GIVEN PROBLEM: Select from the records below every line that has the word "bottom" in it.
─── GIVEN ENTRIES
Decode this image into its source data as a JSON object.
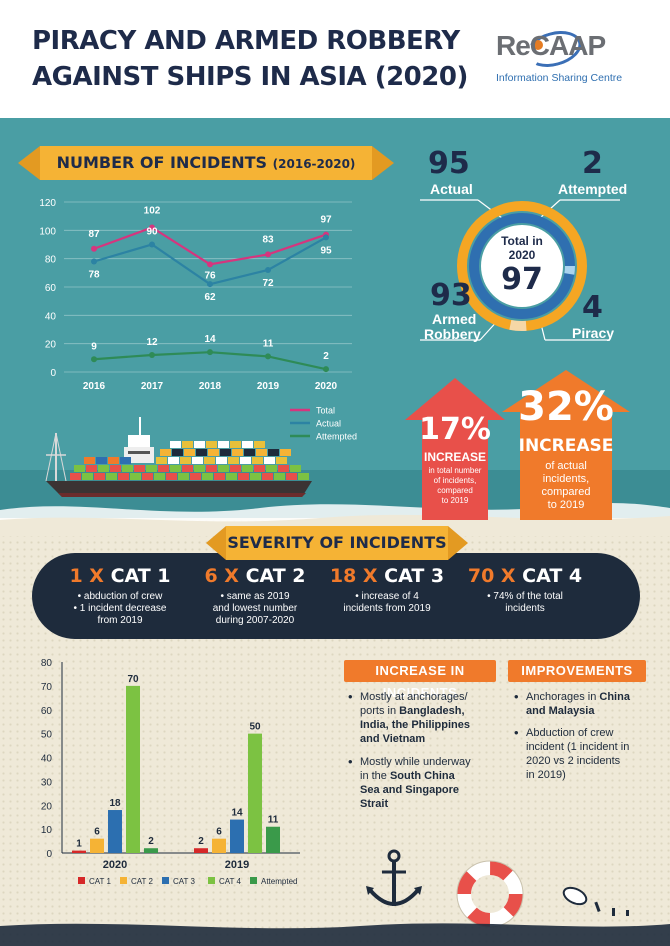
{
  "header": {
    "title_line1": "PIRACY AND ARMED ROBBERY",
    "title_line2": "AGAINST SHIPS IN ASIA (2020)",
    "logo_text": "ReCAAP",
    "logo_subtitle": "Information Sharing Centre"
  },
  "incidents_section": {
    "ribbon_title": "NUMBER OF INCIDENTS",
    "ribbon_years": "(2016-2020)"
  },
  "colors": {
    "total": "#d6357e",
    "actual": "#2c83a3",
    "attempted": "#2e8b57",
    "cat1": "#d62828",
    "cat2": "#f5b335",
    "cat3": "#2c6fb0",
    "cat4": "#7cc242",
    "attempted_bar": "#3a9a4a",
    "orange": "#f07a2b",
    "red": "#e8504a",
    "navy": "#1e2b3c"
  },
  "chart_data": [
    {
      "type": "line",
      "title": "NUMBER OF INCIDENTS (2016-2020)",
      "x": [
        "2016",
        "2017",
        "2018",
        "2019",
        "2020"
      ],
      "yticks": [
        "0",
        "20",
        "40",
        "60",
        "80",
        "100",
        "120"
      ],
      "ylim": [
        0,
        120
      ],
      "grid": true,
      "legend_position": "bottom-right",
      "series": [
        {
          "name": "Total",
          "values": [
            87,
            102,
            76,
            83,
            97
          ],
          "labels": [
            "87",
            "102",
            "76",
            "83",
            "97"
          ]
        },
        {
          "name": "Actual",
          "values": [
            78,
            90,
            62,
            72,
            95
          ],
          "labels": [
            "78",
            "90",
            "62",
            "72",
            "95"
          ]
        },
        {
          "name": "Attempted",
          "values": [
            9,
            12,
            14,
            11,
            2
          ],
          "labels": [
            "9",
            "12",
            "14",
            "11",
            "2"
          ]
        }
      ]
    },
    {
      "type": "bar",
      "categories": [
        "2020",
        "2019"
      ],
      "yticks": [
        "0",
        "10",
        "20",
        "30",
        "40",
        "50",
        "60",
        "70",
        "80"
      ],
      "ylim": [
        0,
        80
      ],
      "grid": false,
      "legend_position": "bottom",
      "series": [
        {
          "name": "CAT 1",
          "values": [
            1,
            2
          ],
          "labels": [
            "1",
            "2"
          ]
        },
        {
          "name": "CAT 2",
          "values": [
            6,
            6
          ],
          "labels": [
            "6",
            "6"
          ]
        },
        {
          "name": "CAT 3",
          "values": [
            18,
            14
          ],
          "labels": [
            "18",
            "14"
          ]
        },
        {
          "name": "CAT 4",
          "values": [
            70,
            50
          ],
          "labels": [
            "70",
            "50"
          ]
        },
        {
          "name": "Attempted",
          "values": [
            2,
            11
          ],
          "labels": [
            "2",
            "11"
          ]
        }
      ]
    }
  ],
  "stats": {
    "actual_value": "95",
    "actual_label": "Actual",
    "attempted_value": "2",
    "attempted_label": "Attempted",
    "armed_value": "93",
    "armed_label_1": "Armed",
    "armed_label_2": "Robbery",
    "piracy_value": "4",
    "piracy_label": "Piracy",
    "center_label_1": "Total in",
    "center_label_2": "2020",
    "center_value": "97"
  },
  "increase_17": {
    "pct": "17%",
    "word": "INCREASE",
    "desc_1": "in total number",
    "desc_2": "of incidents,",
    "desc_3": "compared",
    "desc_4": "to 2019"
  },
  "increase_32": {
    "pct": "32%",
    "word": "INCREASE",
    "desc_1": "of actual",
    "desc_2": "incidents,",
    "desc_3": "compared",
    "desc_4": "to 2019"
  },
  "severity": {
    "ribbon_title": "SEVERITY OF INCIDENTS",
    "cols": [
      {
        "count": "1 X",
        "cat": "CAT 1",
        "desc_1": "• abduction of crew",
        "desc_2": "• 1 incident decrease",
        "desc_3": "from 2019"
      },
      {
        "count": "6 X",
        "cat": "CAT 2",
        "desc_1": "• same as 2019",
        "desc_2": "and lowest number",
        "desc_3": "during 2007-2020"
      },
      {
        "count": "18 X",
        "cat": "CAT 3",
        "desc_1": "• increase of 4",
        "desc_2": "incidents from 2019",
        "desc_3": ""
      },
      {
        "count": "70 X",
        "cat": "CAT 4",
        "desc_1": "• 74% of the total",
        "desc_2": "incidents",
        "desc_3": ""
      }
    ]
  },
  "increase_panel": {
    "title": "INCREASE IN INCIDENTS",
    "b1_pre": "Mostly at anchorages/",
    "b1_mid": "ports in ",
    "b1_bold_1": "Bangladesh,",
    "b1_bold_2": "India, the Philippines",
    "b1_bold_3": "and Vietnam",
    "b2_1": "Mostly while underway",
    "b2_2": "in the ",
    "b2_bold_1": "South China",
    "b2_bold_2": "Sea and Singapore",
    "b2_bold_3": "Strait"
  },
  "improvements_panel": {
    "title": "IMPROVEMENTS",
    "b1_1": "Anchorages in ",
    "b1_bold_1": "China",
    "b1_bold_2": "and Malaysia",
    "b2_1": "Abduction of crew",
    "b2_2": "incident (1 incident in",
    "b2_3": "2020 vs 2 incidents",
    "b2_4": "in 2019)"
  }
}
──────
RESPONSE TO THIS TASK:
      "legend_position": "bottom-right",
      "legend_position": "bottom",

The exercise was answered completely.